-- begin RECORDS FOR THIS TASK --
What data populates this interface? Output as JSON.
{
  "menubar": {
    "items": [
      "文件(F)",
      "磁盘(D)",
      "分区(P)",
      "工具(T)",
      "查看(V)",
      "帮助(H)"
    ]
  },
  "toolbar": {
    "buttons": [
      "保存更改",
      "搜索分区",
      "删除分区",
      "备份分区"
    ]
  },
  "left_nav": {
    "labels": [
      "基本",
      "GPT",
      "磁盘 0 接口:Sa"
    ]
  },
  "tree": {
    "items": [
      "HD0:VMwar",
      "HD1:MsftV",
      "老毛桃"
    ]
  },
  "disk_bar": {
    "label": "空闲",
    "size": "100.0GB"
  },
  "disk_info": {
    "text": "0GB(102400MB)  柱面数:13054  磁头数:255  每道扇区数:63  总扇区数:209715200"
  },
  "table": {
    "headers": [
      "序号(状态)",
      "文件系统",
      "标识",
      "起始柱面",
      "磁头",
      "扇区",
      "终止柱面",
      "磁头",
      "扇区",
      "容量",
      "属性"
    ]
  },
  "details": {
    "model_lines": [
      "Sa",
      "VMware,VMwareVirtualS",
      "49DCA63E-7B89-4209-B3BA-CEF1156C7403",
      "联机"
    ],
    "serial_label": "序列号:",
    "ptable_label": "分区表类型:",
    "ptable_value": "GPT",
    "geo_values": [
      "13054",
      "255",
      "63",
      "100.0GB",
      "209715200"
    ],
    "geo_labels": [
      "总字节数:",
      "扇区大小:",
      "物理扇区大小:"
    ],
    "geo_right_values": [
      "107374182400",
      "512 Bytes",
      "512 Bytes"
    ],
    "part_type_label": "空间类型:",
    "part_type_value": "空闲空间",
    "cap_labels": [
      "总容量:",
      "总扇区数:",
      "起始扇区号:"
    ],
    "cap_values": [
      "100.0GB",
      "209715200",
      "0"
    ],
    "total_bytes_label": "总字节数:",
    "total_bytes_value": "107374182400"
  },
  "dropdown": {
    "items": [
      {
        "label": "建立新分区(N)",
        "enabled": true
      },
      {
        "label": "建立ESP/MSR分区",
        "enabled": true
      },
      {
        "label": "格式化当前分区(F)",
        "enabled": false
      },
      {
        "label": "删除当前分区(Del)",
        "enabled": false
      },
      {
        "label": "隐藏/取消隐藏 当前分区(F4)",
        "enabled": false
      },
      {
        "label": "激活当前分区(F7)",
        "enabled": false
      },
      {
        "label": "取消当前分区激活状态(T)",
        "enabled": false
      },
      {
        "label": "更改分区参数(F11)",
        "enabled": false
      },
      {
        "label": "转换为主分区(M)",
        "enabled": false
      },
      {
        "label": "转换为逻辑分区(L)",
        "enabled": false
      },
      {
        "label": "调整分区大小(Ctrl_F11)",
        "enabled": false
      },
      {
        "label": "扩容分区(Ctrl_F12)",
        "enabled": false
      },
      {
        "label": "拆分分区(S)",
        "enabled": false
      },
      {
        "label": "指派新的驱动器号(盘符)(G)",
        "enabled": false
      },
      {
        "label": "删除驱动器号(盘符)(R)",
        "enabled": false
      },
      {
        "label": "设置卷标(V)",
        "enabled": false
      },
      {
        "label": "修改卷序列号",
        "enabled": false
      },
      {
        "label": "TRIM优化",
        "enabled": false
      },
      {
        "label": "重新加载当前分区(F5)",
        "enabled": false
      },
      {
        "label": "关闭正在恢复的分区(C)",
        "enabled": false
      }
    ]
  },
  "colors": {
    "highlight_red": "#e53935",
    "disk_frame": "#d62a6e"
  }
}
-- end RECORDS FOR THIS TASK --
Return each line of the data exactly as written above.

What data populates this interface? Output as JSON.
{
  "menubar": {
    "items": [
      "文件(F)",
      "磁盘(D)",
      "分区(P)",
      "工具(T)",
      "查看(V)",
      "帮助(H)"
    ]
  },
  "toolbar": {
    "buttons": [
      "保存更改",
      "搜索分区",
      "删除分区",
      "备份分区"
    ]
  },
  "left_nav": {
    "labels": [
      "基本",
      "GPT",
      "磁盘 0 接口:Sa"
    ]
  },
  "tree": {
    "items": [
      "HD0:VMwar",
      "HD1:MsftV",
      "老毛桃"
    ]
  },
  "disk_bar": {
    "label": "空闲",
    "size": "100.0GB"
  },
  "disk_info": {
    "text": "0GB(102400MB)  柱面数:13054  磁头数:255  每道扇区数:63  总扇区数:209715200"
  },
  "table": {
    "headers": [
      "序号(状态)",
      "文件系统",
      "标识",
      "起始柱面",
      "磁头",
      "扇区",
      "终止柱面",
      "磁头",
      "扇区",
      "容量",
      "属性"
    ]
  },
  "details": {
    "model_lines": [
      "Sa",
      "VMware,VMwareVirtualS",
      "49DCA63E-7B89-4209-B3BA-CEF1156C7403",
      "联机"
    ],
    "serial_label": "序列号:",
    "ptable_label": "分区表类型:",
    "ptable_value": "GPT",
    "geo_values": [
      "13054",
      "255",
      "63",
      "100.0GB",
      "209715200"
    ],
    "geo_labels": [
      "总字节数:",
      "扇区大小:",
      "物理扇区大小:"
    ],
    "geo_right_values": [
      "107374182400",
      "512 Bytes",
      "512 Bytes"
    ],
    "part_type_label": "空间类型:",
    "part_type_value": "空闲空间",
    "cap_labels": [
      "总容量:",
      "总扇区数:",
      "起始扇区号:"
    ],
    "cap_values": [
      "100.0GB",
      "209715200",
      "0"
    ],
    "total_bytes_label": "总字节数:",
    "total_bytes_value": "107374182400"
  },
  "dropdown": {
    "items": [
      {
        "label": "建立新分区(N)",
        "enabled": true
      },
      {
        "label": "建立ESP/MSR分区",
        "enabled": true
      },
      {
        "label": "格式化当前分区(F)",
        "enabled": false
      },
      {
        "label": "删除当前分区(Del)",
        "enabled": false
      },
      {
        "label": "隐藏/取消隐藏 当前分区(F4)",
        "enabled": false
      },
      {
        "label": "激活当前分区(F7)",
        "enabled": false
      },
      {
        "label": "取消当前分区激活状态(T)",
        "enabled": false
      },
      {
        "label": "更改分区参数(F11)",
        "enabled": false
      },
      {
        "label": "转换为主分区(M)",
        "enabled": false
      },
      {
        "label": "转换为逻辑分区(L)",
        "enabled": false
      },
      {
        "label": "调整分区大小(Ctrl_F11)",
        "enabled": false
      },
      {
        "label": "扩容分区(Ctrl_F12)",
        "enabled": false
      },
      {
        "label": "拆分分区(S)",
        "enabled": false
      },
      {
        "label": "指派新的驱动器号(盘符)(G)",
        "enabled": false
      },
      {
        "label": "删除驱动器号(盘符)(R)",
        "enabled": false
      },
      {
        "label": "设置卷标(V)",
        "enabled": false
      },
      {
        "label": "修改卷序列号",
        "enabled": false
      },
      {
        "label": "TRIM优化",
        "enabled": false
      },
      {
        "label": "重新加载当前分区(F5)",
        "enabled": false
      },
      {
        "label": "关闭正在恢复的分区(C)",
        "enabled": false
      }
    ]
  },
  "colors": {
    "highlight_red": "#e53935",
    "disk_frame": "#d62a6e"
  }
}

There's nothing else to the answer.